BEGIN Data extract

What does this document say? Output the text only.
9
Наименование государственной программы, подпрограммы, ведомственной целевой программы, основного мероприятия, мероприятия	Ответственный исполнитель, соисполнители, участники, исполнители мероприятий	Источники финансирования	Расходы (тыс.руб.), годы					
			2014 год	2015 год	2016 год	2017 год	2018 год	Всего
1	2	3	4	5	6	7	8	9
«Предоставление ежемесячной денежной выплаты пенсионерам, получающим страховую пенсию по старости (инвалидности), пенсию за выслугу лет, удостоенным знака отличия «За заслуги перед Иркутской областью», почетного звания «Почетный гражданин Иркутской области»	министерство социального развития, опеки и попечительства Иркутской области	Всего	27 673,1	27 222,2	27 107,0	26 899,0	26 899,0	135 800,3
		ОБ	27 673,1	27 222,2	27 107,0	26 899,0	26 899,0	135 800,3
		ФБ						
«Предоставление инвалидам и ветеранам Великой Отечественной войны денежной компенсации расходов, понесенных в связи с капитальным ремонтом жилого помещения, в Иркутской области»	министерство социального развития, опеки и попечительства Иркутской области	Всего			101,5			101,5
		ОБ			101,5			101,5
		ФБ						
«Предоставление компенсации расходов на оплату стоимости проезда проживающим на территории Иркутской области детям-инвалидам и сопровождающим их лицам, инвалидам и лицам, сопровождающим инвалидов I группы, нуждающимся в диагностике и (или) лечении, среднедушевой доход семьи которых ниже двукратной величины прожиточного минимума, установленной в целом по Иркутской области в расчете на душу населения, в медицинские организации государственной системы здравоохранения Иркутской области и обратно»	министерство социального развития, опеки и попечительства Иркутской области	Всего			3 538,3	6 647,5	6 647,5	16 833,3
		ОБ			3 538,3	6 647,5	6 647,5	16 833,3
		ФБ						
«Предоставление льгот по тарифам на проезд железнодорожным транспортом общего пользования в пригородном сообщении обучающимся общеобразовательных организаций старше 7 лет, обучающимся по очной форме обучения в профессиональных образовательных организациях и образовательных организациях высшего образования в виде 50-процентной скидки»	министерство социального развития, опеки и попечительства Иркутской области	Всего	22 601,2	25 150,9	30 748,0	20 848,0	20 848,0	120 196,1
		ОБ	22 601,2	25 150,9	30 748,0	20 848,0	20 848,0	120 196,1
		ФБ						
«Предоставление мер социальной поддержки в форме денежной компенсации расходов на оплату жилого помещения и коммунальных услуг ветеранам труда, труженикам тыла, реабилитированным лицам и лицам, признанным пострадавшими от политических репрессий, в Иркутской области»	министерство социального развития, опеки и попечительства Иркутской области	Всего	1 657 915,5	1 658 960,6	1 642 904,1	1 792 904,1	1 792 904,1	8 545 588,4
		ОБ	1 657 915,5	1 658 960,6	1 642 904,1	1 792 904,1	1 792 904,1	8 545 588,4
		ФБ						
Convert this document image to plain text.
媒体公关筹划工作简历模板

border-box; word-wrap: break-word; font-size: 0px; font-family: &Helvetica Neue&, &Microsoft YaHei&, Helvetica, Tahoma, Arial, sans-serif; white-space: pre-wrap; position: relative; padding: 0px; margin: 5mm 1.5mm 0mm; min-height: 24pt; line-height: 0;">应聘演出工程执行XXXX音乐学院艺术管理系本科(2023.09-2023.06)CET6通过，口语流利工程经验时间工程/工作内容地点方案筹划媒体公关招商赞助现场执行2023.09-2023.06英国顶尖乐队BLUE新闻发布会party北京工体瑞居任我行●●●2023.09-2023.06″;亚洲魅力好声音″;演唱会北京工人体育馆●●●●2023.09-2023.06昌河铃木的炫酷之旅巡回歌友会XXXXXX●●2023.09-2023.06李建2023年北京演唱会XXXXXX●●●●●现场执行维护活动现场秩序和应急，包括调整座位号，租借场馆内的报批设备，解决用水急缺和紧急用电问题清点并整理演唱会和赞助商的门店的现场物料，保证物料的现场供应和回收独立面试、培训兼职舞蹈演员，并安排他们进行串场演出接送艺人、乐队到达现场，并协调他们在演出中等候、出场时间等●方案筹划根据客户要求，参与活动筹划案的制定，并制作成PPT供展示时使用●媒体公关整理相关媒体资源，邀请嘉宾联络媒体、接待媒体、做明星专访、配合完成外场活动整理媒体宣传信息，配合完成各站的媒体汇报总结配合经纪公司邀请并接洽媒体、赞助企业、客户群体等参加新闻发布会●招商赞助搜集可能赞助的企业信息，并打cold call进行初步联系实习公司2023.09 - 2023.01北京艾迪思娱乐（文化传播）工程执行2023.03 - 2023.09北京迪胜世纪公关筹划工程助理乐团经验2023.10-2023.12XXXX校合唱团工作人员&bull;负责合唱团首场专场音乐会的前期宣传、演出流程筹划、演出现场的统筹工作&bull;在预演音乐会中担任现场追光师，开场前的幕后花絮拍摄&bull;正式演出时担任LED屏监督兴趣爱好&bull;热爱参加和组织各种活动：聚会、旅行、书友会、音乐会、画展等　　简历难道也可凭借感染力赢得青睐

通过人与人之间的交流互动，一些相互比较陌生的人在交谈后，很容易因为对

END Data extract
BEGIN Data extract

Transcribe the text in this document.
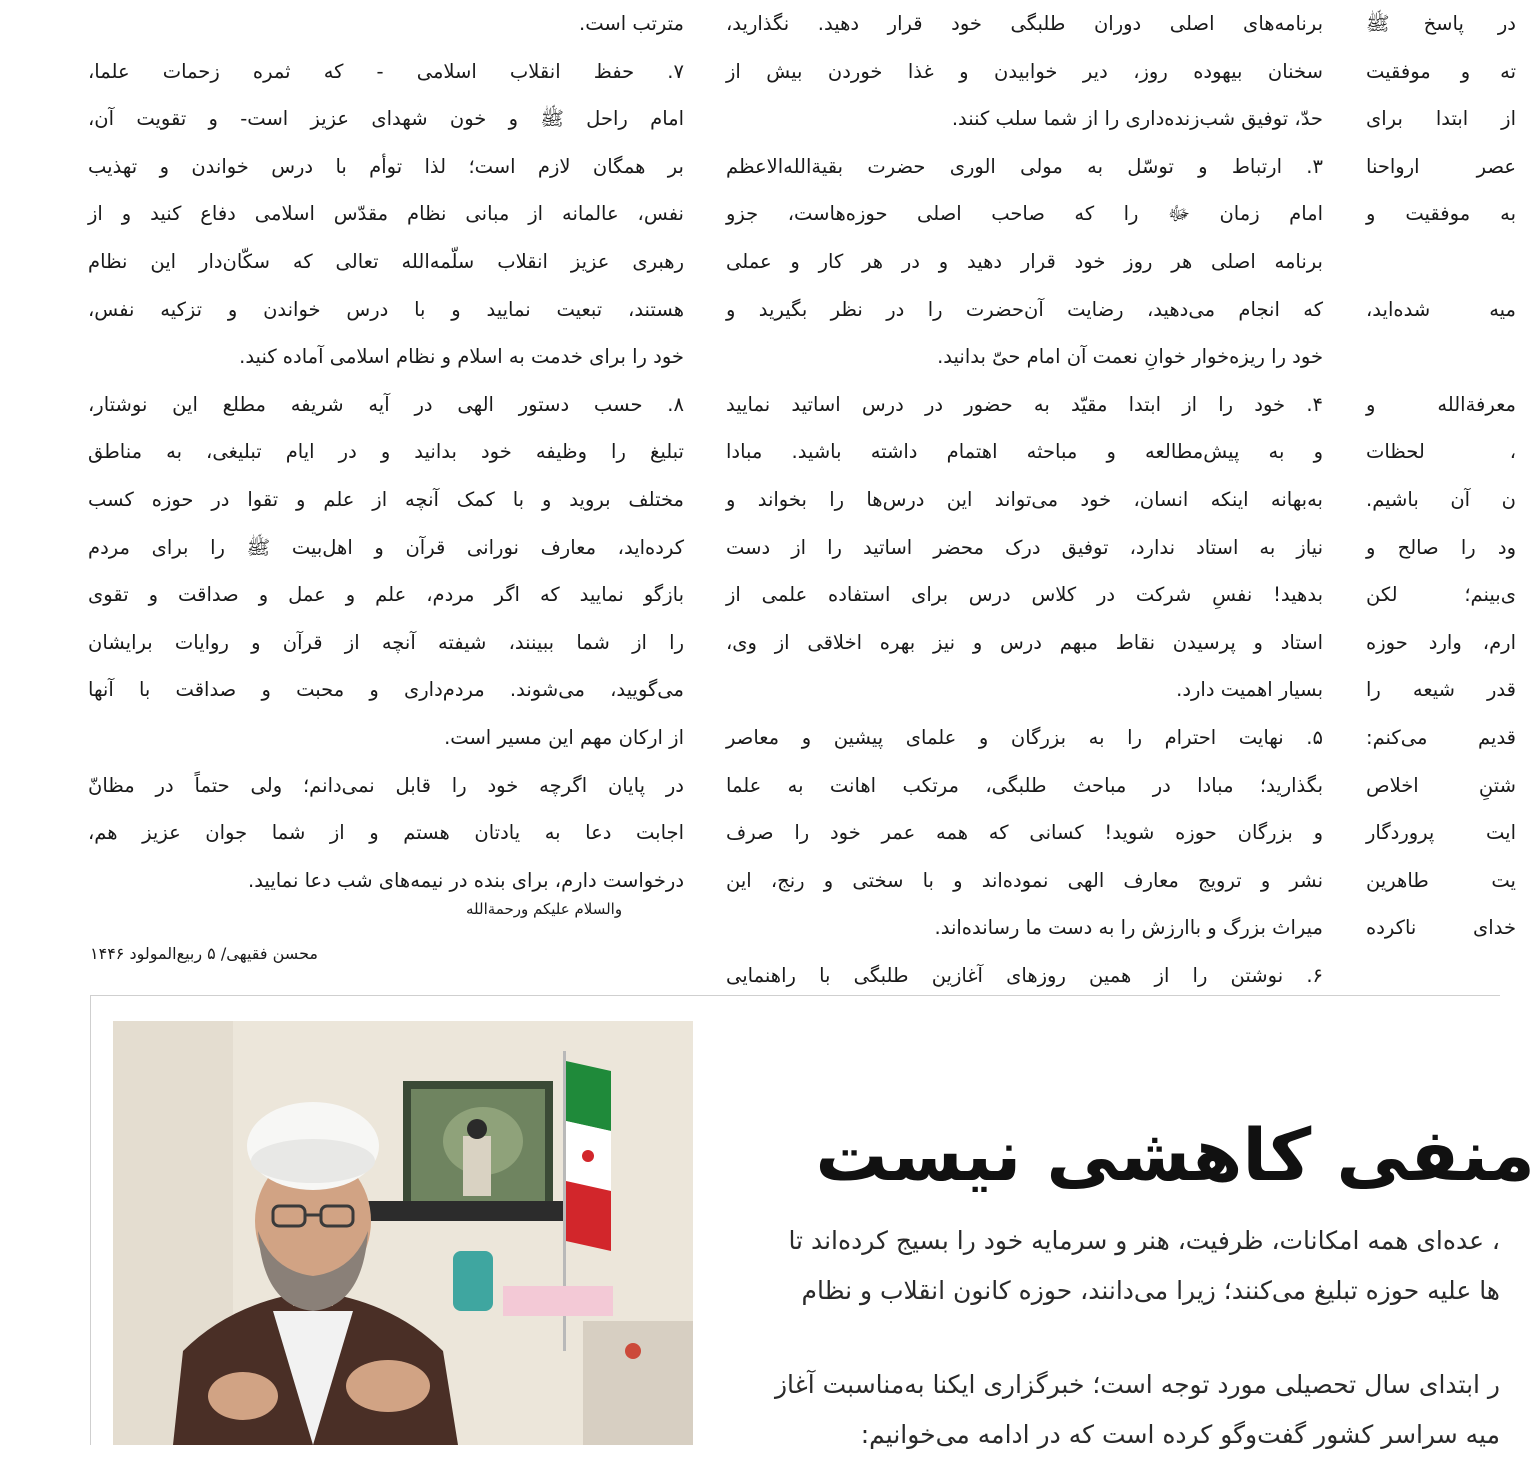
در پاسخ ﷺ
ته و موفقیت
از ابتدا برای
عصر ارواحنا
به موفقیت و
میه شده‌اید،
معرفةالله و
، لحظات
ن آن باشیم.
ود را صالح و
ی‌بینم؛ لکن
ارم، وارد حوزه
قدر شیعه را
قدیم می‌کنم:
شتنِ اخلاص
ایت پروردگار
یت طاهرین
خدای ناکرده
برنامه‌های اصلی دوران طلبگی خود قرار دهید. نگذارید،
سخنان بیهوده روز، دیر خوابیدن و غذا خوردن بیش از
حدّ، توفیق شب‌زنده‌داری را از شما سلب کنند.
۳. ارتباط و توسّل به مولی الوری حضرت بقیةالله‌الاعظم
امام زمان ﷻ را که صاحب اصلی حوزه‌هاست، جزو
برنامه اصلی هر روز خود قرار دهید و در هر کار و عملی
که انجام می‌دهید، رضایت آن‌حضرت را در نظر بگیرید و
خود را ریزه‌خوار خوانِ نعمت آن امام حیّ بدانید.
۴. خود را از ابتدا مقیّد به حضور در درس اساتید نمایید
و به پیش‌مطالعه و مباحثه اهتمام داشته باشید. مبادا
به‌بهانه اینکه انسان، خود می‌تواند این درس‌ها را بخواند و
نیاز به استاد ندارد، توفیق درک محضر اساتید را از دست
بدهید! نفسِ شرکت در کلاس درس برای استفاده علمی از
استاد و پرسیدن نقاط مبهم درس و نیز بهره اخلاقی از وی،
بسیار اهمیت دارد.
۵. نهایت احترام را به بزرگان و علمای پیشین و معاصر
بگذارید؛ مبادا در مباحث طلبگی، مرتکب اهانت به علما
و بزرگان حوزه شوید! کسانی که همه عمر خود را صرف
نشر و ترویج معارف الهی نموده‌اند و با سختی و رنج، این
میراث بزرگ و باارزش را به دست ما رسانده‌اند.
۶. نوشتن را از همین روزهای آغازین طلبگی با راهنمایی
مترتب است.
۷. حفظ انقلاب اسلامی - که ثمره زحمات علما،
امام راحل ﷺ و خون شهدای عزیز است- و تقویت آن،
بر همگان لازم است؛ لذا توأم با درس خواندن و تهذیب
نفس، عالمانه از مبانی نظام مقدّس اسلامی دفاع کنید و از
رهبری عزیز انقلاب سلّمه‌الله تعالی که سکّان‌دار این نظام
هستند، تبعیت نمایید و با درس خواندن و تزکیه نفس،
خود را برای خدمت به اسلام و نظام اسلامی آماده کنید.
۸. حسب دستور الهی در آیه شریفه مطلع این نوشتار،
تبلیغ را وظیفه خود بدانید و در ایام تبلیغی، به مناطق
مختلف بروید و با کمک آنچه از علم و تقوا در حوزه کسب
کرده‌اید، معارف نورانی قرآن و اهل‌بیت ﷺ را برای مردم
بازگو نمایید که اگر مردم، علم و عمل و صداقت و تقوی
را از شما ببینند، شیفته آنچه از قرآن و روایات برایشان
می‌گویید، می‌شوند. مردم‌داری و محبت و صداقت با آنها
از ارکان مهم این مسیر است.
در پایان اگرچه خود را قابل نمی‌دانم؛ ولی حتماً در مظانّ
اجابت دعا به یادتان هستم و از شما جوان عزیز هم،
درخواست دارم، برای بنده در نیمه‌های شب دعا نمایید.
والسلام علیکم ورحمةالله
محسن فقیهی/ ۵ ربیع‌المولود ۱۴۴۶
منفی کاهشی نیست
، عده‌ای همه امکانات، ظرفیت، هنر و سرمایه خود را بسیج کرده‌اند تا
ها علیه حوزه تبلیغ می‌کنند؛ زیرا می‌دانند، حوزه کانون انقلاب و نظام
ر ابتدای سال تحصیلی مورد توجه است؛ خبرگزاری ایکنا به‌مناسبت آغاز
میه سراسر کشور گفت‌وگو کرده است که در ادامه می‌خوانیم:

END Data extract
BEGIN Data extract

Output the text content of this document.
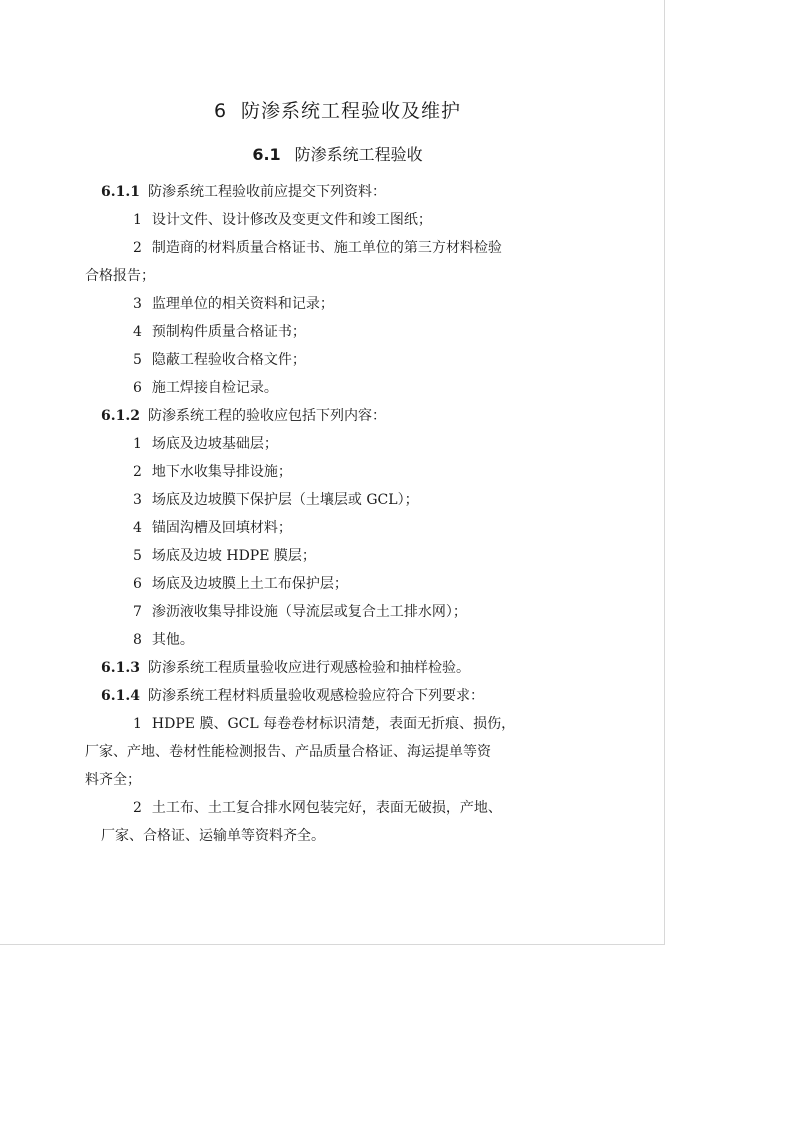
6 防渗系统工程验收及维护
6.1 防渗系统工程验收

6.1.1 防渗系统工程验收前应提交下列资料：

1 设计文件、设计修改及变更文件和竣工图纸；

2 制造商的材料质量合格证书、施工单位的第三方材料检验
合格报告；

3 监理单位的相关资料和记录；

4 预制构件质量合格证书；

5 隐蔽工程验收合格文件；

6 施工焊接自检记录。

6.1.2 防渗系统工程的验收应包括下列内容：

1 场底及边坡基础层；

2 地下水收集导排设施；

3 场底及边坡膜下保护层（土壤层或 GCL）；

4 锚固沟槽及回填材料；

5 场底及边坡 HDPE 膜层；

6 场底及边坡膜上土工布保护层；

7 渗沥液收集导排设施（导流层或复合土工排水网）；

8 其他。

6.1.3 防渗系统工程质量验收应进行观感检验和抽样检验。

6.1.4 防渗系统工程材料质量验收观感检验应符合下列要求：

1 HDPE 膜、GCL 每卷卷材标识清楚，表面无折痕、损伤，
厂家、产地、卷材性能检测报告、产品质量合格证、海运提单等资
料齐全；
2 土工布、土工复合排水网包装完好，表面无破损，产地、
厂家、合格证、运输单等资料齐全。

END Data extract

Given request |
Count how many lines above carry the word "داری". Only the number is required.

Answer below |
2